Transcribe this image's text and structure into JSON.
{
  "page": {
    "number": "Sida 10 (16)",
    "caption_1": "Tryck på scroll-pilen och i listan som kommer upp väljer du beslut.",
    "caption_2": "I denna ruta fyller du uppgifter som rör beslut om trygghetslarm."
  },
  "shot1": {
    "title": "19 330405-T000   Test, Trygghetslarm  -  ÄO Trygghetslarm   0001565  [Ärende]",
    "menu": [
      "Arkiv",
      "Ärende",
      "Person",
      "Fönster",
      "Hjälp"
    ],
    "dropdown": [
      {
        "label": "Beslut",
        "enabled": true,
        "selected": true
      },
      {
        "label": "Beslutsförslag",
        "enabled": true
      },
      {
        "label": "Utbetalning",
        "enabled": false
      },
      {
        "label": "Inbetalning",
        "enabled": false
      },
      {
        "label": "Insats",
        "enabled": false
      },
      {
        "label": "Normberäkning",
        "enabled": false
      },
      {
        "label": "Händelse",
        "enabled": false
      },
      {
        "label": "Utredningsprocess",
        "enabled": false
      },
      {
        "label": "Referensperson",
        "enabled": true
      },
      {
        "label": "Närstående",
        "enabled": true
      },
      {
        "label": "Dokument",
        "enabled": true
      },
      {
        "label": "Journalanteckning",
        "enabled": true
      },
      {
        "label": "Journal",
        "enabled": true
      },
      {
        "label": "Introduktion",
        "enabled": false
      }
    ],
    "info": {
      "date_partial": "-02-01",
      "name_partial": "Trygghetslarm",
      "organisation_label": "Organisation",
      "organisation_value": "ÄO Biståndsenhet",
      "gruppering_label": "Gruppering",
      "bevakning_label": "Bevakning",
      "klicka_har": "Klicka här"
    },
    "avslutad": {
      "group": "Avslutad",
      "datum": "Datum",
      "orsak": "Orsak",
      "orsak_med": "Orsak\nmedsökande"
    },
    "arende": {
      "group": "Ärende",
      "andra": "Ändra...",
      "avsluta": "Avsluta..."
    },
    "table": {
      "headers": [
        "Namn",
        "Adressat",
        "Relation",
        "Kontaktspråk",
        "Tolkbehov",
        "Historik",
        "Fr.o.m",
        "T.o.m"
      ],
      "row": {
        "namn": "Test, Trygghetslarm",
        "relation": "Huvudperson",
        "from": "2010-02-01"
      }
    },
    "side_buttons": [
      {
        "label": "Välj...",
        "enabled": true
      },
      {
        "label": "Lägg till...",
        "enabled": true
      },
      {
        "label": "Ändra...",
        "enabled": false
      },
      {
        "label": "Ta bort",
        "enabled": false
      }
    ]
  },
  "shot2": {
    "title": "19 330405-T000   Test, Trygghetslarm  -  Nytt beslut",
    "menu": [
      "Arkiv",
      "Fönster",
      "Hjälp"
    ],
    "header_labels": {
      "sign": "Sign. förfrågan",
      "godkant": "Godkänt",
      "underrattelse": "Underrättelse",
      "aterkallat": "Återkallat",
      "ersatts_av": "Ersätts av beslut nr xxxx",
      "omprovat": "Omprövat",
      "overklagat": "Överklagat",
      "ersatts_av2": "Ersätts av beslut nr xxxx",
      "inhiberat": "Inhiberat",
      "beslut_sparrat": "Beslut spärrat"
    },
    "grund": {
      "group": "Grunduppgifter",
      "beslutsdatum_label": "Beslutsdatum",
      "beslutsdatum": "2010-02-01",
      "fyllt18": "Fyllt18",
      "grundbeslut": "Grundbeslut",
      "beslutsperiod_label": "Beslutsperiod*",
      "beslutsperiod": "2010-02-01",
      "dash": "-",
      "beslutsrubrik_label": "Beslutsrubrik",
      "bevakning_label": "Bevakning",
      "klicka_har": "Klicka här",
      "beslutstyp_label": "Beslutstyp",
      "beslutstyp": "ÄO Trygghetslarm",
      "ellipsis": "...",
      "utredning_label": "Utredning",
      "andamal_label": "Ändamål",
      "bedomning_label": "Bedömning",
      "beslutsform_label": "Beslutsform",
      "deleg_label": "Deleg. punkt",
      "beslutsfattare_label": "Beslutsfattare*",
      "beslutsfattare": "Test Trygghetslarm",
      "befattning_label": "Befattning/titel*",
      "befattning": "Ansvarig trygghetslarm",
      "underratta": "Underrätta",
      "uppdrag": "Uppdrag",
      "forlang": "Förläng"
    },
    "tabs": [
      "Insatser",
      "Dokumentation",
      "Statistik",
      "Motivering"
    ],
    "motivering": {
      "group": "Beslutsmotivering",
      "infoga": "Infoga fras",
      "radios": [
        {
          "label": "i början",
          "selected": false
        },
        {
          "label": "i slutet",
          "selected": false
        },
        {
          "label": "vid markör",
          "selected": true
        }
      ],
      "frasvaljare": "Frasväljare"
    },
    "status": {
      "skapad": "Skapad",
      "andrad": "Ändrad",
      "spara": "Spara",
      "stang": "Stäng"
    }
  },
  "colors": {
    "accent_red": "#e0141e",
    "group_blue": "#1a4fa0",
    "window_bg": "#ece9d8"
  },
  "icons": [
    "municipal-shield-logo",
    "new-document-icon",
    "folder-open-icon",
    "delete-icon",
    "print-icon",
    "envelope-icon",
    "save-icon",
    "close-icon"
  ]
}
————
→ EXERCISE REQUIREMENTS: For the listing above, identify each line bearing "title".

→ REPLY TO THE EXERCISE:
    "title": "19 330405-T000   Test, Trygghetslarm  -  ÄO Trygghetslarm   0001565  [Ärende]",
    "title": "19 330405-T000   Test, Trygghetslarm  -  Nytt beslut",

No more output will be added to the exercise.